TASK BRIEF
Extract every entry word for word. Skip the pictures.

EXTRACTED INFORMATION
◆ ◆ ◆ ◆ ◆
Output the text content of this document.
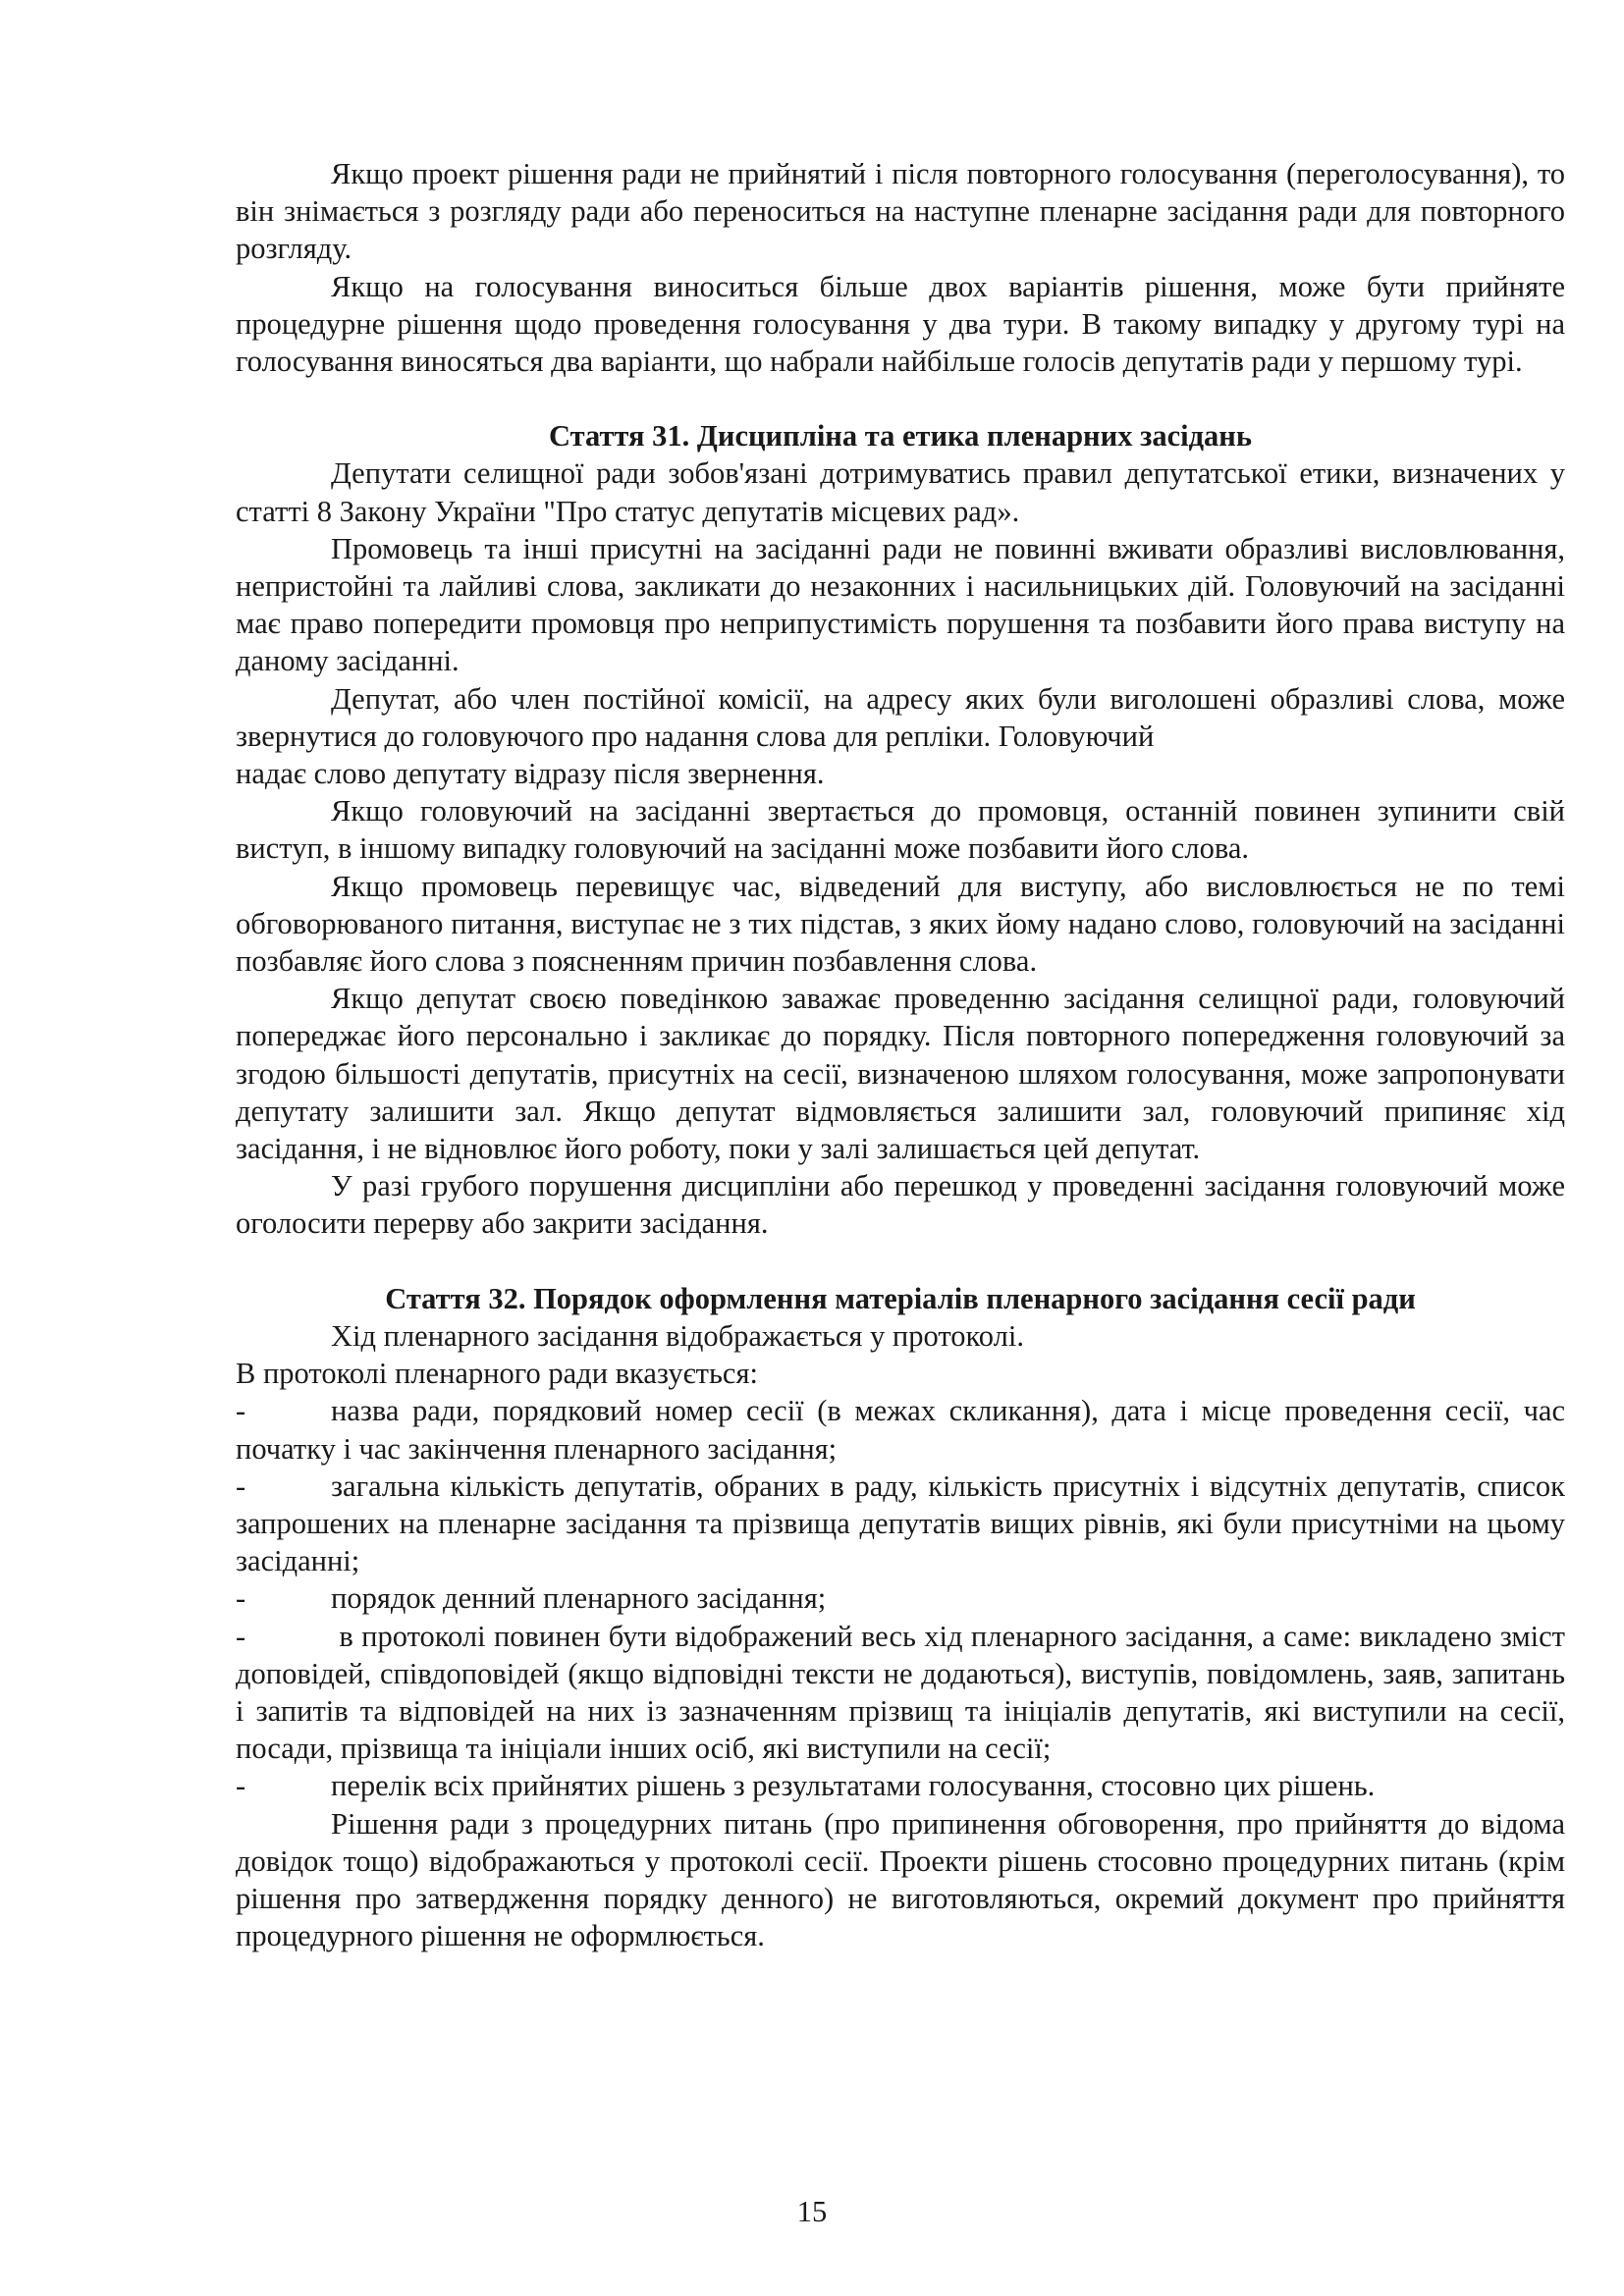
Якщо проект рішення ради не прийнятий і після повторного голосування (переголосування), то він знімається з розгляду ради або переноситься на наступне пленарне засідання ради для повторного розгляду.

Якщо на голосування виноситься більше двох варіантів рішення, може бути прийняте процедурне рішення щодо проведення голосування у два тури. В такому випадку у другому турі на голосування виносяться два варіанти, що набрали найбільше голосів депутатів ради у першому турі.

Стаття 31. Дисципліна та етика пленарних засідань

Депутати селищної ради зобов'язані дотримуватись правил депутатської етики, визначених у статті 8 Закону України "Про статус депутатів місцевих рад».

Промовець та інші присутні на засіданні ради не повинні вживати образливі висловлювання, непристойні та лайливі слова, закликати до незаконних і насильницьких дій. Головуючий на засіданні має право попередити промовця про неприпустимість порушення та позбавити його права виступу на даному засіданні.

Депутат, або член постійної комісії, на адресу яких були виголошені образливі слова, може звернутися до головуючого про надання слова для репліки. Головуючий

надає слово депутату відразу після звернення.

Якщо головуючий на засіданні звертається до промовця, останній повинен зупинити свій виступ, в іншому випадку головуючий на засіданні може позбавити його слова.

Якщо промовець перевищує час, відведений для виступу, або висловлюється не по темі обговорюваного питання, виступає не з тих підстав, з яких йому надано слово, головуючий на засіданні позбавляє його слова з поясненням причин позбавлення слова.

Якщо депутат своєю поведінкою заважає проведенню засідання селищної ради, головуючий попереджає його персонально і закликає до порядку. Після повторного попередження головуючий за згодою більшості депутатів, присутніх на сесії, визначеною шляхом голосування, може запропонувати депутату залишити зал. Якщо депутат відмовляється залишити зал, головуючий припиняє хід засідання, і не відновлює його роботу, поки у залі залишається цей депутат.

У разі грубого порушення дисципліни або перешкод у проведенні засідання головуючий може оголосити перерву або закрити засідання.

Стаття 32. Порядок оформлення матеріалів пленарного засідання сесії ради

Хід пленарного засідання відображається у протоколі.

В протоколі пленарного ради вказується:

-	назва ради, порядковий номер сесії (в межах скликання), дата і місце проведення сесії, час початку і час закінчення пленарного засідання;

-	загальна кількість депутатів, обраних в раду, кількість присутніх і відсутніх депутатів, список запрошених на пленарне засідання та прізвища депутатів вищих рівнів, які були присутніми на цьому засіданні;

-	порядок денний пленарного засідання;

-	в протоколі повинен бути відображений весь хід пленарного засідання, а саме: викладено зміст доповідей, співдоповідей (якщо відповідні тексти не додаються), виступів, повідомлень, заяв, запитань і запитів та відповідей на них із зазначенням прізвищ та ініціалів депутатів, які виступили на сесії, посади, прізвища та ініціали інших осіб, які виступили на сесії;

-	перелік всіх прийнятих рішень з результатами голосування, стосовно цих рішень.

Рішення ради з процедурних питань (про припинення обговорення, про прийняття до відома довідок тощо) відображаються у протоколі сесії. Проекти рішень стосовно процедурних питань (крім рішення про затвердження порядку денного) не виготовляються, окремий документ про прийняття процедурного рішення не оформлюється.

15
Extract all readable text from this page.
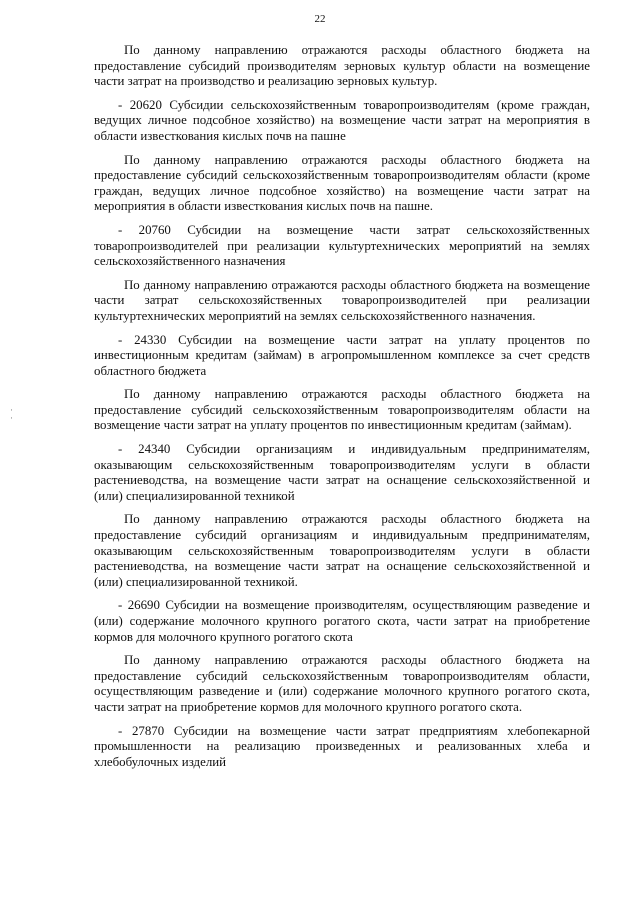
22
·
·

По данному направлению отражаются расходы областного бюджета на предоставление субсидий производителям зерновых культур области на возмещение части затрат на производство и реализацию зерновых культур.

- 20620 Субсидии сельскохозяйственным товаропроизводителям (кроме граждан, ведущих личное подсобное хозяйство) на возмещение части затрат на мероприятия в области известкования кислых почв на пашне

По данному направлению отражаются расходы областного бюджета на предоставление субсидий сельскохозяйственным товаропроизводителям области (кроме граждан, ведущих личное подсобное хозяйство) на возмещение части затрат на мероприятия в области известкования кислых почв на пашне.

- 20760 Субсидии на возмещение части затрат сельскохозяйственных товаропроизводителей при реализации культуртехнических мероприятий на землях сельскохозяйственного назначения

По данному направлению отражаются расходы областного бюджета на возмещение части затрат сельскохозяйственных товаропроизводителей при реализации культуртехнических мероприятий на землях сельскохозяйственного назначения.

- 24330 Субсидии на возмещение части затрат на уплату процентов по инвестиционным кредитам (займам) в агропромышленном комплексе за счет средств областного бюджета

По данному направлению отражаются расходы областного бюджета на предоставление субсидий сельскохозяйственным товаропроизводителям области на возмещение части затрат на уплату процентов по инвестиционным кредитам (займам).

- 24340 Субсидии организациям и индивидуальным предпринимателям, оказывающим сельскохозяйственным товаропроизводителям услуги в области растениеводства, на возмещение части затрат на оснащение сельскохозяйственной и (или) специализированной техникой

По данному направлению отражаются расходы областного бюджета на предоставление субсидий организациям и индивидуальным предпринимателям, оказывающим сельскохозяйственным товаропроизводителям услуги в области растениеводства, на возмещение части затрат на оснащение сельскохозяйственной и (или) специализированной техникой.

- 26690 Субсидии на возмещение производителям, осуществляющим разведение и (или) содержание молочного крупного рогатого скота, части затрат на приобретение кормов для молочного крупного рогатого скота

По данному направлению отражаются расходы областного бюджета на предоставление субсидий сельскохозяйственным товаропроизводителям области, осуществляющим разведение и (или) содержание молочного крупного рогатого скота, части затрат на приобретение кормов для молочного крупного рогатого скота.

- 27870 Субсидии на возмещение части затрат предприятиям хлебопекарной промышленности на реализацию произведенных и реализованных хлеба и хлебобулочных изделий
◆ ◆ ◆ ◆ ◆
EXPECTED ANSWER
Output the text content of this document.
Якщо проект рішення ради не прийнятий і після повторного голосування (переголосування), то він знімається з розгляду ради або переноситься на наступне пленарне засідання ради для повторного розгляду.

Якщо на голосування виноситься більше двох варіантів рішення, може бути прийняте процедурне рішення щодо проведення голосування у два тури. В такому випадку у другому турі на голосування виносяться два варіанти, що набрали найбільше голосів депутатів ради у першому турі.

Стаття 31. Дисципліна та етика пленарних засідань

Депутати селищної ради зобов'язані дотримуватись правил депутатської етики, визначених у статті 8 Закону України "Про статус депутатів місцевих рад».

Промовець та інші присутні на засіданні ради не повинні вживати образливі висловлювання, непристойні та лайливі слова, закликати до незаконних і насильницьких дій. Головуючий на засіданні має право попередити промовця про неприпустимість порушення та позбавити його права виступу на даному засіданні.

Депутат, або член постійної комісії, на адресу яких були виголошені образливі слова, може звернутися до головуючого про надання слова для репліки. Головуючий

надає слово депутату відразу після звернення.

Якщо головуючий на засіданні звертається до промовця, останній повинен зупинити свій виступ, в іншому випадку головуючий на засіданні може позбавити його слова.

Якщо промовець перевищує час, відведений для виступу, або висловлюється не по темі обговорюваного питання, виступає не з тих підстав, з яких йому надано слово, головуючий на засіданні позбавляє його слова з поясненням причин позбавлення слова.

Якщо депутат своєю поведінкою заважає проведенню засідання селищної ради, головуючий попереджає його персонально і закликає до порядку. Після повторного попередження головуючий за згодою більшості депутатів, присутніх на сесії, визначеною шляхом голосування, може запропонувати депутату залишити зал. Якщо депутат відмовляється залишити зал, головуючий припиняє хід засідання, і не відновлює його роботу, поки у залі залишається цей депутат.

У разі грубого порушення дисципліни або перешкод у проведенні засідання головуючий може оголосити перерву або закрити засідання.

Стаття 32. Порядок оформлення матеріалів пленарного засідання сесії ради

Хід пленарного засідання відображається у протоколі.

В протоколі пленарного ради вказується:

-	назва ради, порядковий номер сесії (в межах скликання), дата і місце проведення сесії, час початку і час закінчення пленарного засідання;

-	загальна кількість депутатів, обраних в раду, кількість присутніх і відсутніх депутатів, список запрошених на пленарне засідання та прізвища депутатів вищих рівнів, які були присутніми на цьому засіданні;

-	порядок денний пленарного засідання;

-	в протоколі повинен бути відображений весь хід пленарного засідання, а саме: викладено зміст доповідей, співдоповідей (якщо відповідні тексти не додаються), виступів, повідомлень, заяв, запитань і запитів та відповідей на них із зазначенням прізвищ та ініціалів депутатів, які виступили на сесії, посади, прізвища та ініціали інших осіб, які виступили на сесії;

-	перелік всіх прийнятих рішень з результатами голосування, стосовно цих рішень.

Рішення ради з процедурних питань (про припинення обговорення, про прийняття до відома довідок тощо) відображаються у протоколі сесії. Проекти рішень стосовно процедурних питань (крім рішення про затвердження порядку денного) не виготовляються, окремий документ про прийняття процедурного рішення не оформлюється.

15
Extract all readable text from this page.
22
·
·

По данному направлению отражаются расходы областного бюджета на предоставление субсидий производителям зерновых культур области на возмещение части затрат на производство и реализацию зерновых культур.

- 20620 Субсидии сельскохозяйственным товаропроизводителям (кроме граждан, ведущих личное подсобное хозяйство) на возмещение части затрат на мероприятия в области известкования кислых почв на пашне

По данному направлению отражаются расходы областного бюджета на предоставление субсидий сельскохозяйственным товаропроизводителям области (кроме граждан, ведущих личное подсобное хозяйство) на возмещение части затрат на мероприятия в области известкования кислых почв на пашне.

- 20760 Субсидии на возмещение части затрат сельскохозяйственных товаропроизводителей при реализации культуртехнических мероприятий на землях сельскохозяйственного назначения

По данному направлению отражаются расходы областного бюджета на возмещение части затрат сельскохозяйственных товаропроизводителей при реализации культуртехнических мероприятий на землях сельскохозяйственного назначения.

- 24330 Субсидии на возмещение части затрат на уплату процентов по инвестиционным кредитам (займам) в агропромышленном комплексе за счет средств областного бюджета

По данному направлению отражаются расходы областного бюджета на предоставление субсидий сельскохозяйственным товаропроизводителям области на возмещение части затрат на уплату процентов по инвестиционным кредитам (займам).

- 24340 Субсидии организациям и индивидуальным предпринимателям, оказывающим сельскохозяйственным товаропроизводителям услуги в области растениеводства, на возмещение части затрат на оснащение сельскохозяйственной и (или) специализированной техникой

По данному направлению отражаются расходы областного бюджета на предоставление субсидий организациям и индивидуальным предпринимателям, оказывающим сельскохозяйственным товаропроизводителям услуги в области растениеводства, на возмещение части затрат на оснащение сельскохозяйственной и (или) специализированной техникой.

- 26690 Субсидии на возмещение производителям, осуществляющим разведение и (или) содержание молочного крупного рогатого скота, части затрат на приобретение кормов для молочного крупного рогатого скота

По данному направлению отражаются расходы областного бюджета на предоставление субсидий сельскохозяйственным товаропроизводителям области, осуществляющим разведение и (или) содержание молочного крупного рогатого скота, части затрат на приобретение кормов для молочного крупного рогатого скота.

- 27870 Субсидии на возмещение части затрат предприятиям хлебопекарной промышленности на реализацию произведенных и реализованных хлеба и хлебобулочных изделий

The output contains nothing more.